--- start of Entries shown ---
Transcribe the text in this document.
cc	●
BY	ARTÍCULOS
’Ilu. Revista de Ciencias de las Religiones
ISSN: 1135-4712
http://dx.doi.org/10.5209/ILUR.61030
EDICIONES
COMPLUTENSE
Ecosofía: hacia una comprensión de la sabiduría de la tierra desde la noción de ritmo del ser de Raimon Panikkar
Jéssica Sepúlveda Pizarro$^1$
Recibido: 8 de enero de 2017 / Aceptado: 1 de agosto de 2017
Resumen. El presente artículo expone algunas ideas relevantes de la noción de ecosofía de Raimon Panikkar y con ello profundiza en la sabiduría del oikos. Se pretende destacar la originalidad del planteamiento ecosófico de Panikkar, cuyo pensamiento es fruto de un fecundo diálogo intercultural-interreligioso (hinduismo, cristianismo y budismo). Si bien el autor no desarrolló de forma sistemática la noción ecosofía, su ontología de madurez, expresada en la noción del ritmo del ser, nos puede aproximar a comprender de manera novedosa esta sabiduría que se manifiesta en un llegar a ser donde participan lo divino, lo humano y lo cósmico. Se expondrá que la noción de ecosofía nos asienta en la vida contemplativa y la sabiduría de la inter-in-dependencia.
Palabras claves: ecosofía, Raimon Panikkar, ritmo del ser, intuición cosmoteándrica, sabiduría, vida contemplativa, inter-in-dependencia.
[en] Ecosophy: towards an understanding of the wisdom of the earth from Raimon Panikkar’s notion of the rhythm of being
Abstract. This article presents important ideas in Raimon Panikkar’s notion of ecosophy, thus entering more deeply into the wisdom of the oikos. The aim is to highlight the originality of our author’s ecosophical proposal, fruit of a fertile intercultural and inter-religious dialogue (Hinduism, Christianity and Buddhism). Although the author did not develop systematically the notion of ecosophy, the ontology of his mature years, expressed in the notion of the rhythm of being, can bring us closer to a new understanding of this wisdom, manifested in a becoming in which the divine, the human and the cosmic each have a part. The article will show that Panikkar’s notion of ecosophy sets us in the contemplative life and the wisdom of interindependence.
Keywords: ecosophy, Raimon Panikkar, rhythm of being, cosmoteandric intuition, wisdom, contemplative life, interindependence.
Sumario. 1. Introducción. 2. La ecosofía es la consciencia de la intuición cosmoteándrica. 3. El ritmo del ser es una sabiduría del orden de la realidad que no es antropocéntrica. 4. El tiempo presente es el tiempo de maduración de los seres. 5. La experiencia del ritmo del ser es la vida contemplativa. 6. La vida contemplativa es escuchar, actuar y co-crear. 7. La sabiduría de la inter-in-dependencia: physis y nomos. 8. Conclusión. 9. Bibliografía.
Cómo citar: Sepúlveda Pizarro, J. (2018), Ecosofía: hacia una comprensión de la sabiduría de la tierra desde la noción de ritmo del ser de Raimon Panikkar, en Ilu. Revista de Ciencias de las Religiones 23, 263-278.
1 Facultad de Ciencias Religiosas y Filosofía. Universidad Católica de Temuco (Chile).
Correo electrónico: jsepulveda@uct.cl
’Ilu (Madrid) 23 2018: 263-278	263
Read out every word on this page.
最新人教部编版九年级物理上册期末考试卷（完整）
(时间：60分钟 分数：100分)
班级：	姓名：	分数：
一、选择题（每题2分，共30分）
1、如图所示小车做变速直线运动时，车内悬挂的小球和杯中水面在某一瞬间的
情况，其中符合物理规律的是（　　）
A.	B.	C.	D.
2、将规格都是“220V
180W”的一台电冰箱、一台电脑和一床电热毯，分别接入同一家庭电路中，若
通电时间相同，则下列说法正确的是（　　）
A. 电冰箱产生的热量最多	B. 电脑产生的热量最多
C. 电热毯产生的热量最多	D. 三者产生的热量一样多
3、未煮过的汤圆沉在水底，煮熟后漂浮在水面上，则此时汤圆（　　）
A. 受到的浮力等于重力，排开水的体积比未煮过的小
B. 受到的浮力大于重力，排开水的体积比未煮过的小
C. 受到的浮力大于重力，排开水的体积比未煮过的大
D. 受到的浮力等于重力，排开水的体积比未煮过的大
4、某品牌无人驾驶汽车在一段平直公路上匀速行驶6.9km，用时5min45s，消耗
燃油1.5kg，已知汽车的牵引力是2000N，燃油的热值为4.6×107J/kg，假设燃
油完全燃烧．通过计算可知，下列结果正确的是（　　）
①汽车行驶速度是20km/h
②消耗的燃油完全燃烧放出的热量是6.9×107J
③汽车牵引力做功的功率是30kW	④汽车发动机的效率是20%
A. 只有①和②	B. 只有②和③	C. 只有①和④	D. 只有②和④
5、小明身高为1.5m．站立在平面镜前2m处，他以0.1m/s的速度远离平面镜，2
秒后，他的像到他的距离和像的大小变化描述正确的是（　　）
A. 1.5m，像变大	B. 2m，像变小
--- end of Entries shown ---
Directive: Where a line of the entries contains the word "Sepúlveda", copy that line.

Answer for this exercise:
Jéssica Sepúlveda Pizarro$^1$
Cómo citar: Sepúlveda Pizarro, J. (2018), Ecosofía: hacia una comprensión de la sabiduría de la tierra desde la noción de ritmo del ser de Raimon Panikkar, en Ilu. Revista de Ciencias de las Religiones 23, 263-278.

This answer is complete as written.